— start of Dataset content —
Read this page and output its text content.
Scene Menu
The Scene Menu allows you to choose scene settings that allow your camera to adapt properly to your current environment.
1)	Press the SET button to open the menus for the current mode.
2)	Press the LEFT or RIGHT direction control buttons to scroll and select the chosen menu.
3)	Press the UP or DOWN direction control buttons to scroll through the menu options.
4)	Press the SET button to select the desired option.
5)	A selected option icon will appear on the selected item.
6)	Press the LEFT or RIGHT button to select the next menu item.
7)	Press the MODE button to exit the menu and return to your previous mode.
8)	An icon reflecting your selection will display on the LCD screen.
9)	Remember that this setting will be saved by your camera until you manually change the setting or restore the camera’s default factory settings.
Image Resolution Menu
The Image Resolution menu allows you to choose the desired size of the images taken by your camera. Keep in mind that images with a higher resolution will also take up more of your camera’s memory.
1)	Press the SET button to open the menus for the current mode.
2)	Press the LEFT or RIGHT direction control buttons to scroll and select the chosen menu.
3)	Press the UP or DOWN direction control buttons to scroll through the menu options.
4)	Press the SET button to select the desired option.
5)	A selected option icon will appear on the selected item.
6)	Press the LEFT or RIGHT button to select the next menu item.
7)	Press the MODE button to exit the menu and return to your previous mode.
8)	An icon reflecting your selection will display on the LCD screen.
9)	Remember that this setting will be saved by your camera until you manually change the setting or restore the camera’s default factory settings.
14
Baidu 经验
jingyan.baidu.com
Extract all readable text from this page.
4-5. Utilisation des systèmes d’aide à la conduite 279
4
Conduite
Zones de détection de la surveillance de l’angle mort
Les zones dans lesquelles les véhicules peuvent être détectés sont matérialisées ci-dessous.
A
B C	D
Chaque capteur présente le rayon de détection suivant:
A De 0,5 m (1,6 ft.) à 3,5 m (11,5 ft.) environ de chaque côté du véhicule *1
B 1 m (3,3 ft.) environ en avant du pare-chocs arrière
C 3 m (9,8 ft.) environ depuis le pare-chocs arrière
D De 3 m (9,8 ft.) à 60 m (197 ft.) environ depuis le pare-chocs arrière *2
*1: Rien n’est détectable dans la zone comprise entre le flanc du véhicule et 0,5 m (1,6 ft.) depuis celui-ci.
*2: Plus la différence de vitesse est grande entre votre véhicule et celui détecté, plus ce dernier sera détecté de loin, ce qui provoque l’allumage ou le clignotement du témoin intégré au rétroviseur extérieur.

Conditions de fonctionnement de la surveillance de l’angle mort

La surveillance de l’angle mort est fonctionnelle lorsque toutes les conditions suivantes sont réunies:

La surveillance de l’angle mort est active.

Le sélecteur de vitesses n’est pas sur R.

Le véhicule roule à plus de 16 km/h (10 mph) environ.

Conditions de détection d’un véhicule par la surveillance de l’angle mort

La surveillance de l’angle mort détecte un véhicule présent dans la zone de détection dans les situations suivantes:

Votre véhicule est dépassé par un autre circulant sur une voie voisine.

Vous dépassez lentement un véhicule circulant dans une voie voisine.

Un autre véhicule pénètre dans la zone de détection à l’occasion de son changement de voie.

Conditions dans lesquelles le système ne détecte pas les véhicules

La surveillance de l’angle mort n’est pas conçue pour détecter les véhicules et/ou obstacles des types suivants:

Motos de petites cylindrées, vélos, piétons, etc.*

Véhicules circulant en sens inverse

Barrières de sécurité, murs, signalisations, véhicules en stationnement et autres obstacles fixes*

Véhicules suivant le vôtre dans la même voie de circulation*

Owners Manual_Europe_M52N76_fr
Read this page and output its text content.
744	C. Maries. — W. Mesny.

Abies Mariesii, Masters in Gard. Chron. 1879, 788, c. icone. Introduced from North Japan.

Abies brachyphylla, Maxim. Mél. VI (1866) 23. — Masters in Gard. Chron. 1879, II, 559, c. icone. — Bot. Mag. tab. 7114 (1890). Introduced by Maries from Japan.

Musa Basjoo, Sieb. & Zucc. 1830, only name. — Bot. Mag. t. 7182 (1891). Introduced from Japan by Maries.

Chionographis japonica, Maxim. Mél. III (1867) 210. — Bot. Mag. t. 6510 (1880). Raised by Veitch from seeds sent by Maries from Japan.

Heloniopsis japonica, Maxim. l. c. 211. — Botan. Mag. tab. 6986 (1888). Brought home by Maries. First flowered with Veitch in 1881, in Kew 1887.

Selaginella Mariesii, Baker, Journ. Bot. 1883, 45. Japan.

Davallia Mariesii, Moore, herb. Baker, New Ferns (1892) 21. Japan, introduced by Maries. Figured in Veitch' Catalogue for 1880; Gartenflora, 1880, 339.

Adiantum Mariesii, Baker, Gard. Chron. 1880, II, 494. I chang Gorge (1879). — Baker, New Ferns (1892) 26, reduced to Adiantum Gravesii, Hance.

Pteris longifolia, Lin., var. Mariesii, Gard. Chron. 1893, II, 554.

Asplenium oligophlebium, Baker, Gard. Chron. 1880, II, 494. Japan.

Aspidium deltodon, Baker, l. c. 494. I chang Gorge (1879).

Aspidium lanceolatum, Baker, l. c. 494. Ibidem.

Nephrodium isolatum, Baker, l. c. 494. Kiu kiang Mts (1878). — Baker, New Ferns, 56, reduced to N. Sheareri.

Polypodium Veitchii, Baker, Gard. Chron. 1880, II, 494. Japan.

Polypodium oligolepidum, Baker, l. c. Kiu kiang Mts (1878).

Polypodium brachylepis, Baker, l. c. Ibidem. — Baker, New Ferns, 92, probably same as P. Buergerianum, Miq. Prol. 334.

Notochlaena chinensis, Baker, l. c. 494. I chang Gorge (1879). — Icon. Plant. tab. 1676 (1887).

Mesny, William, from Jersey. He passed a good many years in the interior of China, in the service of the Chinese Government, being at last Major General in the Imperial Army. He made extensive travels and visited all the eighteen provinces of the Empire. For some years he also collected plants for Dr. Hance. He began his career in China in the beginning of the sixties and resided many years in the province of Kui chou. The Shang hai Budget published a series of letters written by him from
— end of Dataset content —
**What is required:**
Each line above that includes "reduced" counts once; state the total and nothing more.

**Output below:**
2